BRIEF:
Transcribe every entry word for word, but skip the images.

Stored records:
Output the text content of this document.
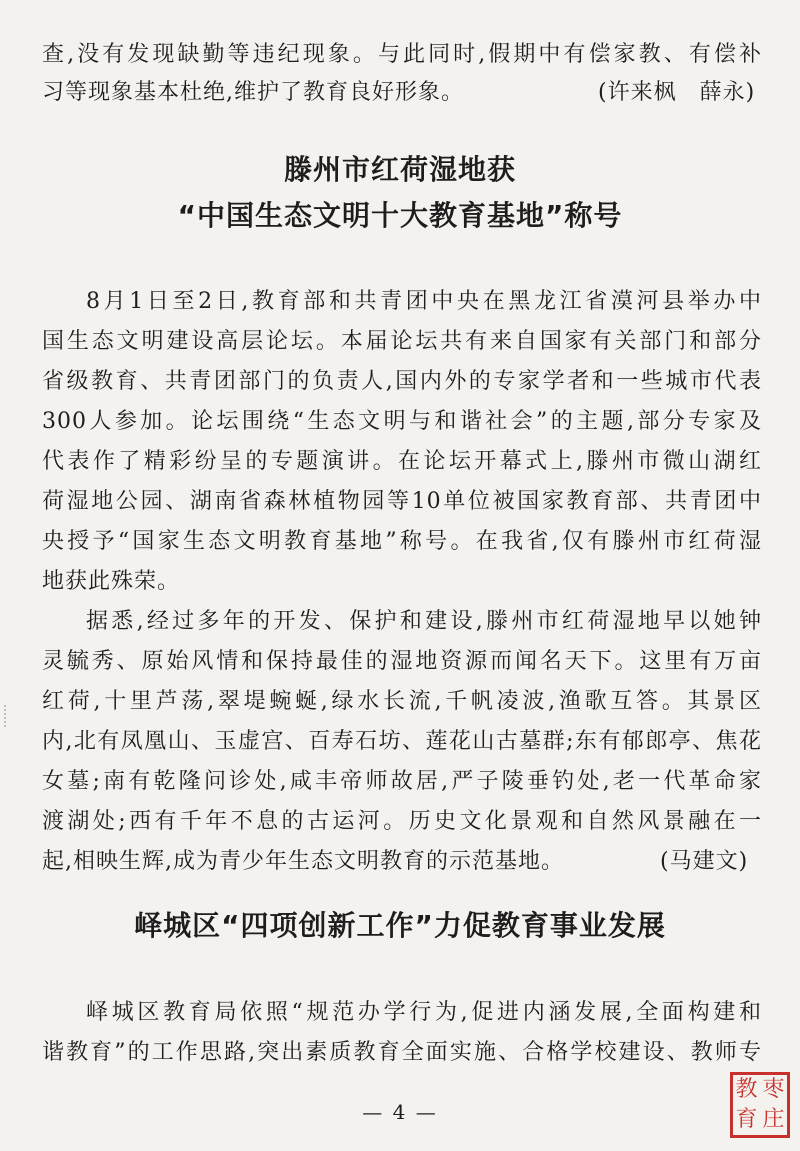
查,没有发现缺勤等违纪现象。与此同时,假期中有偿家教、有偿补
习等现象基本杜绝,维护了教育良好形象。	(许来枫　薛永)
滕州市红荷湿地获
“中国生态文明十大教育基地”称号
8月1日至2日,教育部和共青团中央在黑龙江省漠河县举办中
国生态文明建设高层论坛。本届论坛共有来自国家有关部门和部分
省级教育、共青团部门的负责人,国内外的专家学者和一些城市代表
300人参加。论坛围绕“生态文明与和谐社会”的主题,部分专家及
代表作了精彩纷呈的专题演讲。在论坛开幕式上,滕州市微山湖红
荷湿地公园、湖南省森林植物园等10单位被国家教育部、共青团中
央授予“国家生态文明教育基地”称号。在我省,仅有滕州市红荷湿
地获此殊荣。
据悉,经过多年的开发、保护和建设,滕州市红荷湿地早以她钟
灵毓秀、原始风情和保持最佳的湿地资源而闻名天下。这里有万亩
红荷,十里芦荡,翠堤蜿蜒,绿水长流,千帆凌波,渔歌互答。其景区
内,北有凤凰山、玉虚宫、百寿石坊、莲花山古墓群;东有郁郎亭、焦花
女墓;南有乾隆问诊处,咸丰帝师故居,严子陵垂钓处,老一代革命家
渡湖处;西有千年不息的古运河。历史文化景观和自然风景融在一
起,相映生辉,成为青少年生态文明教育的示范基地。	(马建文)
峄城区“四项创新工作”力促教育事业发展
峄城区教育局依照“规范办学行为,促进内涵发展,全面构建和
谐教育”的工作思路,突出素质教育全面实施、合格学校建设、教师专
— 4 —
教 枣
育 庄
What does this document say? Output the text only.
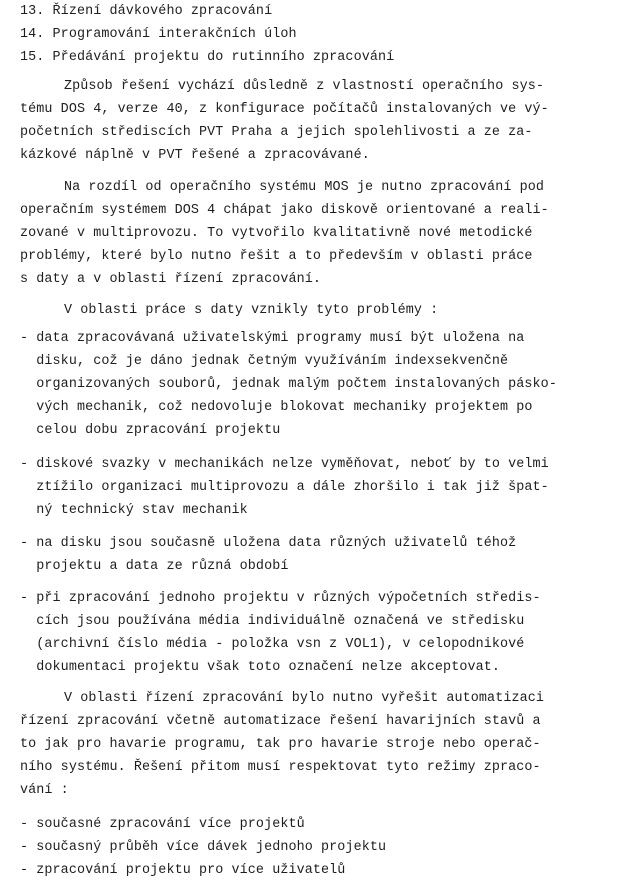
13. Řízení dávkového zpracování
14. Programování interakčních úloh
15. Předávání projektu do rutinního zpracování
Způsob řešení vychází důsledně z vlastností operačního sys-
tému DOS 4, verze 40, z konfigurace počítačů instalovaných ve vý-
početních střediscích PVT Praha a jejich spolehlivosti a ze za-
kázkové náplně v PVT řešené a zpracovávané.
Na rozdíl od operačního systému MOS je nutno zpracování pod
operačním systémem DOS 4 chápat jako diskově orientované a reali-
zované v multiprovozu. To vytvořilo kvalitativně nové metodické
problémy, které bylo nutno řešit a to především v oblasti práce
s daty a v oblasti řízení zpracování.
V oblasti práce s daty vznikly tyto problémy :
- data zpracovávaná uživatelskými programy musí být uložena na
disku, což je dáno jednak četným využíváním indexsekvenčně
organizovaných souborů, jednak malým počtem instalovaných pásko-
vých mechanik, což nedovoluje blokovat mechaniky projektem po
celou dobu zpracování projektu
- diskové svazky v mechanikách nelze vyměňovat, neboť by to velmi
ztížilo organizaci multiprovozu a dále zhoršilo i tak již špat-
ný technický stav mechanik
- na disku jsou současně uložena data různých uživatelů téhož
projektu a data ze různá období
- při zpracování jednoho projektu v různých výpočetních středis-
cích jsou používána média individuálně označená ve středisku
(archivní číslo média - položka vsn z VOL1), v celopodnikové
dokumentaci projektu však toto označení nelze akceptovat.
V oblasti řízení zpracování bylo nutno vyřešit automatizaci
řízení zpracování včetně automatizace řešení havarijních stavů a
to jak pro havarie programu, tak pro havarie stroje nebo operač-
ního systému. Řešení přitom musí respektovat tyto režimy zpraco-
vání :
- současné zpracování více projektů
- současný průběh více dávek jednoho projektu
- zpracování projektu pro více uživatelů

EXERCISE ANSWER:
Output the text content of this document.
查,没有发现缺勤等违纪现象。与此同时,假期中有偿家教、有偿补
习等现象基本杜绝,维护了教育良好形象。	(许来枫　薛永)
滕州市红荷湿地获
“中国生态文明十大教育基地”称号
8月1日至2日,教育部和共青团中央在黑龙江省漠河县举办中
国生态文明建设高层论坛。本届论坛共有来自国家有关部门和部分
省级教育、共青团部门的负责人,国内外的专家学者和一些城市代表
300人参加。论坛围绕“生态文明与和谐社会”的主题,部分专家及
代表作了精彩纷呈的专题演讲。在论坛开幕式上,滕州市微山湖红
荷湿地公园、湖南省森林植物园等10单位被国家教育部、共青团中
央授予“国家生态文明教育基地”称号。在我省,仅有滕州市红荷湿
地获此殊荣。
据悉,经过多年的开发、保护和建设,滕州市红荷湿地早以她钟
灵毓秀、原始风情和保持最佳的湿地资源而闻名天下。这里有万亩
红荷,十里芦荡,翠堤蜿蜒,绿水长流,千帆凌波,渔歌互答。其景区
内,北有凤凰山、玉虚宫、百寿石坊、莲花山古墓群;东有郁郎亭、焦花
女墓;南有乾隆问诊处,咸丰帝师故居,严子陵垂钓处,老一代革命家
渡湖处;西有千年不息的古运河。历史文化景观和自然风景融在一
起,相映生辉,成为青少年生态文明教育的示范基地。	(马建文)
峄城区“四项创新工作”力促教育事业发展
峄城区教育局依照“规范办学行为,促进内涵发展,全面构建和
谐教育”的工作思路,突出素质教育全面实施、合格学校建设、教师专
— 4 —
教 枣
育 庄
What does this document say? Output the text only.
13. Řízení dávkového zpracování
14. Programování interakčních úloh
15. Předávání projektu do rutinního zpracování
Způsob řešení vychází důsledně z vlastností operačního sys-
tému DOS 4, verze 40, z konfigurace počítačů instalovaných ve vý-
početních střediscích PVT Praha a jejich spolehlivosti a ze za-
kázkové náplně v PVT řešené a zpracovávané.
Na rozdíl od operačního systému MOS je nutno zpracování pod
operačním systémem DOS 4 chápat jako diskově orientované a reali-
zované v multiprovozu. To vytvořilo kvalitativně nové metodické
problémy, které bylo nutno řešit a to především v oblasti práce
s daty a v oblasti řízení zpracování.
V oblasti práce s daty vznikly tyto problémy :
- data zpracovávaná uživatelskými programy musí být uložena na
disku, což je dáno jednak četným využíváním indexsekvenčně
organizovaných souborů, jednak malým počtem instalovaných pásko-
vých mechanik, což nedovoluje blokovat mechaniky projektem po
celou dobu zpracování projektu
- diskové svazky v mechanikách nelze vyměňovat, neboť by to velmi
ztížilo organizaci multiprovozu a dále zhoršilo i tak již špat-
ný technický stav mechanik
- na disku jsou současně uložena data různých uživatelů téhož
projektu a data ze různá období
- při zpracování jednoho projektu v různých výpočetních středis-
cích jsou používána média individuálně označená ve středisku
(archivní číslo média - položka vsn z VOL1), v celopodnikové
dokumentaci projektu však toto označení nelze akceptovat.
V oblasti řízení zpracování bylo nutno vyřešit automatizaci
řízení zpracování včetně automatizace řešení havarijních stavů a
to jak pro havarie programu, tak pro havarie stroje nebo operač-
ního systému. Řešení přitom musí respektovat tyto režimy zpraco-
vání :
- současné zpracování více projektů
- současný průběh více dávek jednoho projektu
- zpracování projektu pro více uživatelů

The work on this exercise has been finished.